▸ RECORDS SHOWN
——————
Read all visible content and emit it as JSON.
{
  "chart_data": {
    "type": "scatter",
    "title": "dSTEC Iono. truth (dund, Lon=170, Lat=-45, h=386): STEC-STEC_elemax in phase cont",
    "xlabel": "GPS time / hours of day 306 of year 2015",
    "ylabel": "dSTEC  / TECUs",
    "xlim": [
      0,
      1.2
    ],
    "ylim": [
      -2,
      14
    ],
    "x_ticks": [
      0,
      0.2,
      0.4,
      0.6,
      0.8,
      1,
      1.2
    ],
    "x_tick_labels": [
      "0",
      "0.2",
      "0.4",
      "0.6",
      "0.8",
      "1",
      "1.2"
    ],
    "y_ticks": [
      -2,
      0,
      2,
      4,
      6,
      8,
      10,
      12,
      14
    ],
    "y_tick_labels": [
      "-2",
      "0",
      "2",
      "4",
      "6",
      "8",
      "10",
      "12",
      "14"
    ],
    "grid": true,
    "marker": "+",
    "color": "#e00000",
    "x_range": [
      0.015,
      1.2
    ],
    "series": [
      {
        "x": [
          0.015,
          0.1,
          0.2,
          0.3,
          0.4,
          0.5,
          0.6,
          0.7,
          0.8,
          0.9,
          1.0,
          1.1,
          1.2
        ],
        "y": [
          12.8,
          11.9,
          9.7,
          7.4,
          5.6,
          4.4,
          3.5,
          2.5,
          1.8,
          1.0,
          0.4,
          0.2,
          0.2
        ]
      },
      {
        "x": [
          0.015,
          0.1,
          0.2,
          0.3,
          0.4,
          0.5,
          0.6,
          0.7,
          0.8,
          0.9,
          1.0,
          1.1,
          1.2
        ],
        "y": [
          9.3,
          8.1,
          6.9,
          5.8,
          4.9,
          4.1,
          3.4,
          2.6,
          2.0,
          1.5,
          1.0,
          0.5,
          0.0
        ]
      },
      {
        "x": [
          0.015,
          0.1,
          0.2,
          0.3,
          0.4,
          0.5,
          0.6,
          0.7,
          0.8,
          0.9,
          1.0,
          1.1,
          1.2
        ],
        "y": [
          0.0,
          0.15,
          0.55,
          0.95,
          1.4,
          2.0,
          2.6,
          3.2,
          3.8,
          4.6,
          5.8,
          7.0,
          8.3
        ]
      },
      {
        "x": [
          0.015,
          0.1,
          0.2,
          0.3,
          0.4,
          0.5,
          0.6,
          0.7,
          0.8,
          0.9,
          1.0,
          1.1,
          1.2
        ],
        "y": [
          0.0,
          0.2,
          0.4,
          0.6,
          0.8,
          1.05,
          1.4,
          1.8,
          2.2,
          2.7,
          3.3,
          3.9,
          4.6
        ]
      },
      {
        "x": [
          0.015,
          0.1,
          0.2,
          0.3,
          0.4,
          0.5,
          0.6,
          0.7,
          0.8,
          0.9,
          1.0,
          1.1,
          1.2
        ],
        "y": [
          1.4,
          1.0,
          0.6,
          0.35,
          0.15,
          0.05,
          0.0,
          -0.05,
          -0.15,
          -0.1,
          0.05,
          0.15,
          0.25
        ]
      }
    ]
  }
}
——————
▸ DIRECTION
Please copy out each record, character for character.

▸ ANSWER TO THIS TASK
Read all visible content and emit it as JSON.
{
  "chart_data": {
    "type": "scatter",
    "title": "dSTEC Iono. truth (dund, Lon=170, Lat=-45, h=386): STEC-STEC_elemax in phase cont",
    "xlabel": "GPS time / hours of day 306 of year 2015",
    "ylabel": "dSTEC  / TECUs",
    "xlim": [
      0,
      1.2
    ],
    "ylim": [
      -2,
      14
    ],
    "x_ticks": [
      0,
      0.2,
      0.4,
      0.6,
      0.8,
      1,
      1.2
    ],
    "x_tick_labels": [
      "0",
      "0.2",
      "0.4",
      "0.6",
      "0.8",
      "1",
      "1.2"
    ],
    "y_ticks": [
      -2,
      0,
      2,
      4,
      6,
      8,
      10,
      12,
      14
    ],
    "y_tick_labels": [
      "-2",
      "0",
      "2",
      "4",
      "6",
      "8",
      "10",
      "12",
      "14"
    ],
    "grid": true,
    "marker": "+",
    "color": "#e00000",
    "x_range": [
      0.015,
      1.2
    ],
    "series": [
      {
        "x": [
          0.015,
          0.1,
          0.2,
          0.3,
          0.4,
          0.5,
          0.6,
          0.7,
          0.8,
          0.9,
          1.0,
          1.1,
          1.2
        ],
        "y": [
          12.8,
          11.9,
          9.7,
          7.4,
          5.6,
          4.4,
          3.5,
          2.5,
          1.8,
          1.0,
          0.4,
          0.2,
          0.2
        ]
      },
      {
        "x": [
          0.015,
          0.1,
          0.2,
          0.3,
          0.4,
          0.5,
          0.6,
          0.7,
          0.8,
          0.9,
          1.0,
          1.1,
          1.2
        ],
        "y": [
          9.3,
          8.1,
          6.9,
          5.8,
          4.9,
          4.1,
          3.4,
          2.6,
          2.0,
          1.5,
          1.0,
          0.5,
          0.0
        ]
      },
      {
        "x": [
          0.015,
          0.1,
          0.2,
          0.3,
          0.4,
          0.5,
          0.6,
          0.7,
          0.8,
          0.9,
          1.0,
          1.1,
          1.2
        ],
        "y": [
          0.0,
          0.15,
          0.55,
          0.95,
          1.4,
          2.0,
          2.6,
          3.2,
          3.8,
          4.6,
          5.8,
          7.0,
          8.3
        ]
      },
      {
        "x": [
          0.015,
          0.1,
          0.2,
          0.3,
          0.4,
          0.5,
          0.6,
          0.7,
          0.8,
          0.9,
          1.0,
          1.1,
          1.2
        ],
        "y": [
          0.0,
          0.2,
          0.4,
          0.6,
          0.8,
          1.05,
          1.4,
          1.8,
          2.2,
          2.7,
          3.3,
          3.9,
          4.6
        ]
      },
      {
        "x": [
          0.015,
          0.1,
          0.2,
          0.3,
          0.4,
          0.5,
          0.6,
          0.7,
          0.8,
          0.9,
          1.0,
          1.1,
          1.2
        ],
        "y": [
          1.4,
          1.0,
          0.6,
          0.35,
          0.15,
          0.05,
          0.0,
          -0.05,
          -0.15,
          -0.1,
          0.05,
          0.15,
          0.25
        ]
      }
    ]
  }
}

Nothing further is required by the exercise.